• REQUIRED WORK
Reproduce each of the following records verbatim, line by line, with no alterations.

• SUPPLIED RECORDS
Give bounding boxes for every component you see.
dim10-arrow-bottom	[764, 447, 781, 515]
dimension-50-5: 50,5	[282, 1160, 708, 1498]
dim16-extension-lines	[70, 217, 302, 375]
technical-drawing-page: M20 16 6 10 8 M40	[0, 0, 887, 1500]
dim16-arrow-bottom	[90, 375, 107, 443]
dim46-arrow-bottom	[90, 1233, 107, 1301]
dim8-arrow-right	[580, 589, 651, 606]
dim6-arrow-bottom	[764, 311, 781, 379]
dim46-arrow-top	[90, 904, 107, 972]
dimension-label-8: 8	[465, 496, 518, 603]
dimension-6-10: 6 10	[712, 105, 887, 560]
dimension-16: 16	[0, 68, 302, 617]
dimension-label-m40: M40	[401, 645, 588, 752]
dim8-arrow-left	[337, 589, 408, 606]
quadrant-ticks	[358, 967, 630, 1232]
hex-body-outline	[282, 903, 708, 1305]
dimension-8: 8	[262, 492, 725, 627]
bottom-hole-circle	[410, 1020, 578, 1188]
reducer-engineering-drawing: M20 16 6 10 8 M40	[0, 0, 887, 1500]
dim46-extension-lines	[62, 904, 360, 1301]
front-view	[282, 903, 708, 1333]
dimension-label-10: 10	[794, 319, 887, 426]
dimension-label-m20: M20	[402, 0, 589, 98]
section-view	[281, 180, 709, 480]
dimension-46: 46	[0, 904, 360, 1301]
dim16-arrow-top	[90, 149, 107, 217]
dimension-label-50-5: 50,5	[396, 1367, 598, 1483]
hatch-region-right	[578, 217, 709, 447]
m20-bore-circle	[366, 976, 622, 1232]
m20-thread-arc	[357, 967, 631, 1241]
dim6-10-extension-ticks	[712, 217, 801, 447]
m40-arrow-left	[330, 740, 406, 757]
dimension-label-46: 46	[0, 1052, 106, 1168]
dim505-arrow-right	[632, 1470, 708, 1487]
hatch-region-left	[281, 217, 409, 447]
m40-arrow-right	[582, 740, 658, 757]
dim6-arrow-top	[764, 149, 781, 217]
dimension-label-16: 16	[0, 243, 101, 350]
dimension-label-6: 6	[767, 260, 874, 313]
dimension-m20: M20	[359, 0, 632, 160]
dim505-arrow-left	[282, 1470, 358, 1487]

• TASK OUTPUT
Give bounding boxes for every component you see.
dim10-arrow-bottom	[764, 447, 781, 515]
dimension-50-5: 50,5	[282, 1160, 708, 1498]
dim16-extension-lines	[70, 217, 302, 375]
technical-drawing-page: M20 16 6 10 8 M40	[0, 0, 887, 1500]
dim16-arrow-bottom	[90, 375, 107, 443]
dim46-arrow-bottom	[90, 1233, 107, 1301]
dim8-arrow-right	[580, 589, 651, 606]
dim6-arrow-bottom	[764, 311, 781, 379]
dim46-arrow-top	[90, 904, 107, 972]
dimension-label-8: 8	[465, 496, 518, 603]
dimension-6-10: 6 10	[712, 105, 887, 560]
dimension-16: 16	[0, 68, 302, 617]
dimension-label-m40: M40	[401, 645, 588, 752]
dim8-arrow-left	[337, 589, 408, 606]
quadrant-ticks	[358, 967, 630, 1232]
hex-body-outline	[282, 903, 708, 1305]
dimension-8: 8	[262, 492, 725, 627]
bottom-hole-circle	[410, 1020, 578, 1188]
reducer-engineering-drawing: M20 16 6 10 8 M40	[0, 0, 887, 1500]
dim46-extension-lines	[62, 904, 360, 1301]
front-view	[282, 903, 708, 1333]
dimension-label-10: 10	[794, 319, 887, 426]
dimension-label-m20: M20	[402, 0, 589, 98]
section-view	[281, 180, 709, 480]
dimension-46: 46	[0, 904, 360, 1301]
dim16-arrow-top	[90, 149, 107, 217]
dimension-label-50-5: 50,5	[396, 1367, 598, 1483]
hatch-region-right	[578, 217, 709, 447]
m20-bore-circle	[366, 976, 622, 1232]
m20-thread-arc	[357, 967, 631, 1241]
dim6-10-extension-ticks	[712, 217, 801, 447]
m40-arrow-left	[330, 740, 406, 757]
dimension-label-46: 46	[0, 1052, 106, 1168]
dim505-arrow-right	[632, 1470, 708, 1487]
hatch-region-left	[281, 217, 409, 447]
m40-arrow-right	[582, 740, 658, 757]
dim6-arrow-top	[764, 149, 781, 217]
dimension-label-16: 16	[0, 243, 101, 350]
dimension-label-6: 6	[767, 260, 874, 313]
dimension-m20: M20	[359, 0, 632, 160]
dim505-arrow-left	[282, 1470, 358, 1487]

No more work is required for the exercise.